- [Given problem 1]:
Transcribe the part of the Apache::Filter documentation starting with "When you've got" and going on through "Apache::RegistryFilter, included here)".
- [Given problem 2]:
In the entries, restate word for word the lines starting with the line with "For every button, label, input, icon, or" and going on through the line with "clock-icon[interactable] xyxy=(909,93,929,113)", and give only those lines.

- [Passage shown]:
>>>>>

Sophie

Sophie

distrib > Mandriva > 2010.0 > i586 > media > contrib-release > by-pkgid > 1a3cbdc4584a84178934b536f4bcebeb > files > 7

perl-Apache-Filter-1.024-6mdv2010.0.noarch.rpm

NAME
    Apache::Filter - Alter the output of previous handlers

SYNOPSIS
      #### In httpd.conf:
      PerlModule Apache::Filter
      # That's it - this isn't a handler.
  
      <Files ~ "*\.blah">
       SetHandler perl-script
       PerlSetVar Filter On
       PerlHandler Filter1 Filter2 Filter3
      </Files>
  
      #### In Filter1, Filter2, and Filter3:
      $r = $r->filter_register();  # Required
      my $fh = $r->filter_input(); # Optional (you might not need the input FH)
      while (<$fh>) {
        s/ something / something else /;
        print;
      }
  
      #### or, alternatively:
      $r = $r->filter_register();
      my ($fh, $status) = $r->filter_input(); # Get status information
      return $status unless $status == OK;
      while (<$fh>) {
        s/ something / something else /;
        print;
      }

DESCRIPTION
    In basic operation, each of the handlers Filter1, Filter2, and Filter3 will
    make a call to $r->filter_input(), which will return a filehandle. For
    Filter1, the filehandle points to the requested file. For Filter2, the
    filehandle contains whatever Filter1 wrote to STDOUT. For Filter3, it
    contains whatever Filter2 wrote to STDOUT. The output of Filter3 goes
    directly to the browser.

    Note that the modules Filter1, Filter2, and Filter3 are listed in forward
    order, in contrast to the reverse-order listing of Apache::OutputChain.

    When you've got this module, you can use the same handler both as a
    stand-alone handler, and as an element in a chain. Just make sure that
    whenever you're chaining, all the handlers in the chain are "Filter-aware,"
    i.e. they each call $r->filter_register() exactly once, before they start
    printing to STDOUT. There should be almost no overhead for doing this when
    there's only one element in the chain.

    Currently the following public modules are Filter-aware. Please tell me of
    others you know about.

     Apache::Registry (using Apache::RegistryFilter, included here)
     Apache::SSI
     Apache::ASP
     HTML::Mason
     Apache::SimpleReplace
     Apache::HTML::ClassParser (part of HTML_Tree distribution)

METHODS
    Apache::Filter is a subclass of Apache, so all Apache methods are available.

    This module doesn't create an Apache handler class of its own - rather, it
    adds some methods to the Apache:: class. Thus, it's really a mix-in package
    that just adds functionality to the $r request object.

    * $r = $r->filter_register()

<<<<<

[Items from a data source]
>>>>>

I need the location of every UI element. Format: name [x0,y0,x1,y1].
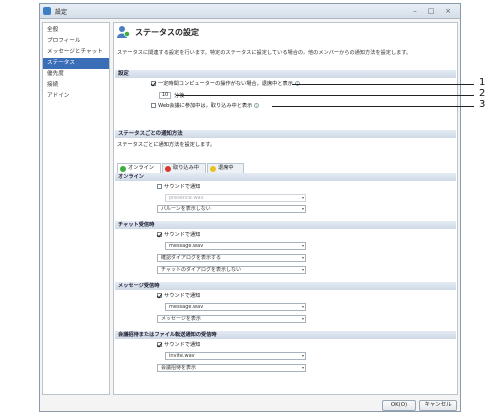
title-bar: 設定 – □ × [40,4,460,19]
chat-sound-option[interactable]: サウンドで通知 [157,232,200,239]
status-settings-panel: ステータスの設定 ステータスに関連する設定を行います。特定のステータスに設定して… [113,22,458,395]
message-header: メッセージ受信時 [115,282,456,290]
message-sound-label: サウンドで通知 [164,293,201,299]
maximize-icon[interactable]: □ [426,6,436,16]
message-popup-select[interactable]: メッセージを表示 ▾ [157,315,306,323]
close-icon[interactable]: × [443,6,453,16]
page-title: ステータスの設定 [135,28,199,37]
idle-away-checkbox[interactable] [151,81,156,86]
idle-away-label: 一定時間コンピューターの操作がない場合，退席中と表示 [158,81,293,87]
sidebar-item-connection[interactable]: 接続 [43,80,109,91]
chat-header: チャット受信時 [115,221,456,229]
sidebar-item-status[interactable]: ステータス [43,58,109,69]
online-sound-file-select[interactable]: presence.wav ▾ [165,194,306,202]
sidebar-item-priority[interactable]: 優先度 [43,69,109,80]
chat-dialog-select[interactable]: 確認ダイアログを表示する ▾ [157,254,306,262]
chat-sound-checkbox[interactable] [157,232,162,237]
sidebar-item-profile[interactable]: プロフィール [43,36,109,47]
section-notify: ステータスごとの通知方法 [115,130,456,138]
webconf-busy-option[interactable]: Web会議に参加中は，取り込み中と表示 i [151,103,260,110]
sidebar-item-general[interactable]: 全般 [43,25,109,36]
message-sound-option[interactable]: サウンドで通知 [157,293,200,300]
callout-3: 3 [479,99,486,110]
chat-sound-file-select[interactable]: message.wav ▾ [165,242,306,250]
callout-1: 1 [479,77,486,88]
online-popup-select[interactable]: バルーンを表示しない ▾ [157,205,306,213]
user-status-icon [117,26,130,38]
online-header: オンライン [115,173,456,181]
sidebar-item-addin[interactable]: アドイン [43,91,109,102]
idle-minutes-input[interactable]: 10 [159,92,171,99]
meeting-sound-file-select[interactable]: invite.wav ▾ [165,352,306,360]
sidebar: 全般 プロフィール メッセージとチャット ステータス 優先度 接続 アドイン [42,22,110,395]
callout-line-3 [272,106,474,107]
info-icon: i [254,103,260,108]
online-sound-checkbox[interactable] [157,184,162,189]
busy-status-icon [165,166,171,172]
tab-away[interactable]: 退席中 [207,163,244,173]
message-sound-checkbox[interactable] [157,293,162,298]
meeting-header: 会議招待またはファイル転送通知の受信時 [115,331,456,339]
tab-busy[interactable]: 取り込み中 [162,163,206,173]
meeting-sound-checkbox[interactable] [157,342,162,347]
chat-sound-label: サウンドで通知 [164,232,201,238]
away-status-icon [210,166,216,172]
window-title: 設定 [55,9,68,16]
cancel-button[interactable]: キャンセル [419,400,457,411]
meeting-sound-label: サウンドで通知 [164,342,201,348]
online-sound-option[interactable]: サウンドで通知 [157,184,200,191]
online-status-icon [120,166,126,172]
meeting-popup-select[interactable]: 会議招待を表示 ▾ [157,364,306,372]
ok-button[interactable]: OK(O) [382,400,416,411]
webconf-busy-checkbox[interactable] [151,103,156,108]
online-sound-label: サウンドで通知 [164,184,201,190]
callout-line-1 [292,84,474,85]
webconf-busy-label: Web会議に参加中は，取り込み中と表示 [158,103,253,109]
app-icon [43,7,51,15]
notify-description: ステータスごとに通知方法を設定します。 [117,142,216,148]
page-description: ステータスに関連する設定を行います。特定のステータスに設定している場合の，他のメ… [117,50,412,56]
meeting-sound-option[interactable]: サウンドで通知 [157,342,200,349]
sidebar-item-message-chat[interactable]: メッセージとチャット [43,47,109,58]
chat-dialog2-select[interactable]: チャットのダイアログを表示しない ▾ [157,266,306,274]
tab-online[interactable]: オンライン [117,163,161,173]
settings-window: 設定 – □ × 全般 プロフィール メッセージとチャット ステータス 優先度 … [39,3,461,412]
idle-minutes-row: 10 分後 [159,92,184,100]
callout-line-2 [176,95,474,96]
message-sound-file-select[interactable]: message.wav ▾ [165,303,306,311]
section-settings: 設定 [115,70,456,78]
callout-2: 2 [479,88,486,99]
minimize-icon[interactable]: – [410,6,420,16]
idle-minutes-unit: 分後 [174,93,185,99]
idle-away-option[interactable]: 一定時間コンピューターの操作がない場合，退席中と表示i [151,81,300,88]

<<<<<
>>>>>

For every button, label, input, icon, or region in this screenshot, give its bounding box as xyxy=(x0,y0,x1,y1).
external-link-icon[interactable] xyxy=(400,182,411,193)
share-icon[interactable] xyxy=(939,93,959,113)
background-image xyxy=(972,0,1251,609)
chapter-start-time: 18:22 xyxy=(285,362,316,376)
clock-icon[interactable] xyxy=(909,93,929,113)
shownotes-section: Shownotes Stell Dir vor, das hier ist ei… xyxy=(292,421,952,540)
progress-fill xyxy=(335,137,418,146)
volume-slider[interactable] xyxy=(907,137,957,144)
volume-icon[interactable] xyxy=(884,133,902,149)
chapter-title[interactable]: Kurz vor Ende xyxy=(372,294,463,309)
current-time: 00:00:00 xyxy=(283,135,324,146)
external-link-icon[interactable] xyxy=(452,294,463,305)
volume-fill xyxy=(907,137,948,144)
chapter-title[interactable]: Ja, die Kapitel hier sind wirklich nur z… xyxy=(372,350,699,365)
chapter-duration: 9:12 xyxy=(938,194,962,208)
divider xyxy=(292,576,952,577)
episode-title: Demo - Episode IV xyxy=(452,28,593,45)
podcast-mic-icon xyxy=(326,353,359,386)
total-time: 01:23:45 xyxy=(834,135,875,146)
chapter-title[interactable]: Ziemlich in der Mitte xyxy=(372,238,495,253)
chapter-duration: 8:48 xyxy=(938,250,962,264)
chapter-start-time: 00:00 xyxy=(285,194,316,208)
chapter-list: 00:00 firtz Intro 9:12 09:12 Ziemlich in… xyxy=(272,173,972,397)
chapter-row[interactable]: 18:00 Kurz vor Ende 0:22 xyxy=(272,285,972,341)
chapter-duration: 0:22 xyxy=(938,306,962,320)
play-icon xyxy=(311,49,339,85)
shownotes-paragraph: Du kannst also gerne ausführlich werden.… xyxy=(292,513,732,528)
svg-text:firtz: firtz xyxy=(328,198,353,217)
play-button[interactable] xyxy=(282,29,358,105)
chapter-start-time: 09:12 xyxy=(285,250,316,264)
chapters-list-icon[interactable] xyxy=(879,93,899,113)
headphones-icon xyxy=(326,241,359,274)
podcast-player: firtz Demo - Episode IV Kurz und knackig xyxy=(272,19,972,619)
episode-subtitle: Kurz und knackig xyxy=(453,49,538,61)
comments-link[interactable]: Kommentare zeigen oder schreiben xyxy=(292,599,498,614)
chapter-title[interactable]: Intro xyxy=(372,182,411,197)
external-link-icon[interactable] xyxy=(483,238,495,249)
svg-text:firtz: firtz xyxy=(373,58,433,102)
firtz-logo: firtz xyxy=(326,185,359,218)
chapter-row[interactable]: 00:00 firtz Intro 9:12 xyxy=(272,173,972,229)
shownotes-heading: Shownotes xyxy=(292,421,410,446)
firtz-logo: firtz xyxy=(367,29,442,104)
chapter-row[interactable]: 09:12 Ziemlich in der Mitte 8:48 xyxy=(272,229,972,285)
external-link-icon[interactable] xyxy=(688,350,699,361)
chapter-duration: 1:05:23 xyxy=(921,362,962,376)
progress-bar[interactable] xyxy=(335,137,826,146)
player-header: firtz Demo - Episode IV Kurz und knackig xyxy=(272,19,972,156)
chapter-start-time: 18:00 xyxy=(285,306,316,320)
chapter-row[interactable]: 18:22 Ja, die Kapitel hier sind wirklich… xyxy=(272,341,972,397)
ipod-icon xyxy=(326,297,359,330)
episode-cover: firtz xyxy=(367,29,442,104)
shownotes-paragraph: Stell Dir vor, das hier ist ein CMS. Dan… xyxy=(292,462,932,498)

<<<<<

- [Correct answer 1]:
When you've got this module, you can use the same handler both as a
    stand-alone handler, and as an element in a chain. Just make sure that
    whenever you're chaining, all the handlers in the chain are "Filter-aware,"
    i.e. they each call $r->filter_register() exactly once, before they start
    printing to STDOUT. There should be almost no overhead for doing this when
    there's only one element in the chain.

    Currently the following public modules are Filter-aware. Please tell me of
    others you know about.

     Apache::Registry (using Apache::RegistryFilter, included here)

- [Correct answer 2]:
For every button, label, input, icon, or region in this screenshot, give its bounding box as xyxy=(x0,y0,x1,y1).
external-link-icon[interactable] xyxy=(400,182,411,193)
share-icon[interactable] xyxy=(939,93,959,113)
background-image xyxy=(972,0,1251,609)
chapter-start-time: 18:22 xyxy=(285,362,316,376)
clock-icon[interactable] xyxy=(909,93,929,113)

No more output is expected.